Problem:
Copy the data word for word, starting at its first line and ending with the line containing "lock-key-icon [8, 170, 54, 216]", including both of those lines.

***** Supplied data *****

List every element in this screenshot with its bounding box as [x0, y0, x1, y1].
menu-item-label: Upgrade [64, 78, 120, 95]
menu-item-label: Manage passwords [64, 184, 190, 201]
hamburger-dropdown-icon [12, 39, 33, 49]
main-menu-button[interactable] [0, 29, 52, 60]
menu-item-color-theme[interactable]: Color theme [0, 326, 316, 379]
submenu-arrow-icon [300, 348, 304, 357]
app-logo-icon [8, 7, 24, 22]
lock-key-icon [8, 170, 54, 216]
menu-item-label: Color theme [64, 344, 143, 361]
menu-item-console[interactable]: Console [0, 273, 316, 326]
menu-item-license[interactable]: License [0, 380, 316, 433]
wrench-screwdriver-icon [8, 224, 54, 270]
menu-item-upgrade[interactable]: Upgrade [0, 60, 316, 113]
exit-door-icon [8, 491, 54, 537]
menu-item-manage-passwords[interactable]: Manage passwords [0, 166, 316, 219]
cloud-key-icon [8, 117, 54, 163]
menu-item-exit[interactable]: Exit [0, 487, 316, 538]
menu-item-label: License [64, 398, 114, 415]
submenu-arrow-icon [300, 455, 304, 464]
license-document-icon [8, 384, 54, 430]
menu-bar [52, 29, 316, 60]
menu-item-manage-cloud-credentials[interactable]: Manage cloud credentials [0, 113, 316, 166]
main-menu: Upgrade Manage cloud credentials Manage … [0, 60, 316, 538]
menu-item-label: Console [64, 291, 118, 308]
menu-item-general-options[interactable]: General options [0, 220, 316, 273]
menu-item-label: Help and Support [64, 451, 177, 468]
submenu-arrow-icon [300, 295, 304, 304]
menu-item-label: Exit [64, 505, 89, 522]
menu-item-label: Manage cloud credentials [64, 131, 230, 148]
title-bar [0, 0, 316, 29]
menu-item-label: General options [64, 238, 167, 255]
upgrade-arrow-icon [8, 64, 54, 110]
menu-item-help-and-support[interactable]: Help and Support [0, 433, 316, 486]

*****

Result of the task:
List every element in this screenshot with its bounding box as [x0, y0, x1, y1].
menu-item-label: Upgrade [64, 78, 120, 95]
menu-item-label: Manage passwords [64, 184, 190, 201]
hamburger-dropdown-icon [12, 39, 33, 49]
main-menu-button[interactable] [0, 29, 52, 60]
menu-item-color-theme[interactable]: Color theme [0, 326, 316, 379]
submenu-arrow-icon [300, 348, 304, 357]
app-logo-icon [8, 7, 24, 22]
lock-key-icon [8, 170, 54, 216]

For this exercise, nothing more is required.